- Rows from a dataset

· · · · ·

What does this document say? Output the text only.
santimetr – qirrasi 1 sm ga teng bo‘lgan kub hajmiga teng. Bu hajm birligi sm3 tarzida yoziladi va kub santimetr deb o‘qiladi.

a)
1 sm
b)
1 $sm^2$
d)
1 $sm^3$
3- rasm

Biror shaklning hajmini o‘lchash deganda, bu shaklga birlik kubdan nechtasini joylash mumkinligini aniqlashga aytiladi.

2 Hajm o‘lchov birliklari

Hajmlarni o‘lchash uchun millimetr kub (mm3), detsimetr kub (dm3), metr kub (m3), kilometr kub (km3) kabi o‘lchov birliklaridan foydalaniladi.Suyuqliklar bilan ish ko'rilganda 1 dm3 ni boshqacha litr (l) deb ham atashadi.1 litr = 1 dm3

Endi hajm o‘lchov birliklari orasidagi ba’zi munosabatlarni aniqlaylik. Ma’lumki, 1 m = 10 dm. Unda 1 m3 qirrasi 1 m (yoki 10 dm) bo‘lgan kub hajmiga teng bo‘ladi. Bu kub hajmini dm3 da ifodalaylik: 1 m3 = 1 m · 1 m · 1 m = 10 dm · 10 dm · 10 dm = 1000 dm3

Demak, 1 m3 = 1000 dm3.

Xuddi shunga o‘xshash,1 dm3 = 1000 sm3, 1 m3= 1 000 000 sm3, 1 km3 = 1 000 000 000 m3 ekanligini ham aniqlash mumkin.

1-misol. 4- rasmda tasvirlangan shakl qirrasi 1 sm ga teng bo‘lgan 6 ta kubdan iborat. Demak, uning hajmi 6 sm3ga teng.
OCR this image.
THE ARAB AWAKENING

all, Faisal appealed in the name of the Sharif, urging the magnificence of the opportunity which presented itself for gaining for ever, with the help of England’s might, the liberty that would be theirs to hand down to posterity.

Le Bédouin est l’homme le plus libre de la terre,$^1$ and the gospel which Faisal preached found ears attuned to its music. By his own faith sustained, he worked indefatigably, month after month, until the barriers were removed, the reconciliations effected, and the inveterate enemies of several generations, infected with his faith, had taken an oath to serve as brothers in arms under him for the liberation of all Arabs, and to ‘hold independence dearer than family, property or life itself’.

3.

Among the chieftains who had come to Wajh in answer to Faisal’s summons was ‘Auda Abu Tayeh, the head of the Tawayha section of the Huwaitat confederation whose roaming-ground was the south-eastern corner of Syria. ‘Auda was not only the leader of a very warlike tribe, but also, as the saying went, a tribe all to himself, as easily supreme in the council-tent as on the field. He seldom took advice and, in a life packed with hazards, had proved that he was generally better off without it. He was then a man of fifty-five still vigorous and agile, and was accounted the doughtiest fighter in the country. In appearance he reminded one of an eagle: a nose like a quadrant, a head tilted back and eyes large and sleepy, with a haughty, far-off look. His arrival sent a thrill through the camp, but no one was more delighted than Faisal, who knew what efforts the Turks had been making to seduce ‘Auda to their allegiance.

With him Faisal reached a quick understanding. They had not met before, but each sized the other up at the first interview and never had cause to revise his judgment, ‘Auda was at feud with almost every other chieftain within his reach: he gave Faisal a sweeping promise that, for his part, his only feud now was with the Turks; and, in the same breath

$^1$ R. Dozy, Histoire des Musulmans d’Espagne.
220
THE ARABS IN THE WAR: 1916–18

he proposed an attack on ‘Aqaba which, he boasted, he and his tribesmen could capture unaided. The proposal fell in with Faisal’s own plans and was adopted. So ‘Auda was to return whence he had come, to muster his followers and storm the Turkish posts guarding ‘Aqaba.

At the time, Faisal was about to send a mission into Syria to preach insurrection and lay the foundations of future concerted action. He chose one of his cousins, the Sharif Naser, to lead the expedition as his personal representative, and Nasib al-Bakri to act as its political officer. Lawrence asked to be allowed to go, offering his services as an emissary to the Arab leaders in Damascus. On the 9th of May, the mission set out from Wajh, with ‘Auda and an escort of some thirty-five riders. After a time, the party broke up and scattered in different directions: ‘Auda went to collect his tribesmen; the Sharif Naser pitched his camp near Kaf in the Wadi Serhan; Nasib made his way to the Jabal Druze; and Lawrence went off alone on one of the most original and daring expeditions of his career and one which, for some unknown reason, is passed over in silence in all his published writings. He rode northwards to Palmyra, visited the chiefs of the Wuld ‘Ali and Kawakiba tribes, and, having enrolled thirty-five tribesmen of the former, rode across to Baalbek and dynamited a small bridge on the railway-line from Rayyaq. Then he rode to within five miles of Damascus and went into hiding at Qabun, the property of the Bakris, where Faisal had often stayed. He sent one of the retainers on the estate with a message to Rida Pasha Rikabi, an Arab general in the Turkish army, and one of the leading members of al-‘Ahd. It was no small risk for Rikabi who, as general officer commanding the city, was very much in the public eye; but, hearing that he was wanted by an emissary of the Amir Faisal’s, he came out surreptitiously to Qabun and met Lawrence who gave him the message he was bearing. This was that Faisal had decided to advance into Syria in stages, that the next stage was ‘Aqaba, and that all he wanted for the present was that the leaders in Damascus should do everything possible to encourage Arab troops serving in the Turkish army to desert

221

· · · · ·

- Problem to work on
Check each line above for the word "qirrasi", and copy the lines where it appears.

- Final answer
santimetr – qirrasi 1 sm ga teng bo‘lgan kub hajmiga teng. Bu hajm birligi sm3 tarzida yoziladi va kub santimetr deb o‘qiladi.
Endi hajm o‘lchov birliklari orasidagi ba’zi munosabatlarni aniqlaylik. Ma’lumki, 1 m = 10 dm. Unda 1 m3 qirrasi 1 m (yoki 10 dm) bo‘lgan kub hajmiga teng bo‘ladi. Bu kub hajmini dm3 da ifodalaylik: 1 m3 = 1 m · 1 m · 1 m = 10 dm · 10 dm · 10 dm = 1000 dm3
1-misol. 4- rasmda tasvirlangan shakl qirrasi 1 sm ga teng bo‘lgan 6 ta kubdan iborat. Demak, uning hajmi 6 sm3ga teng.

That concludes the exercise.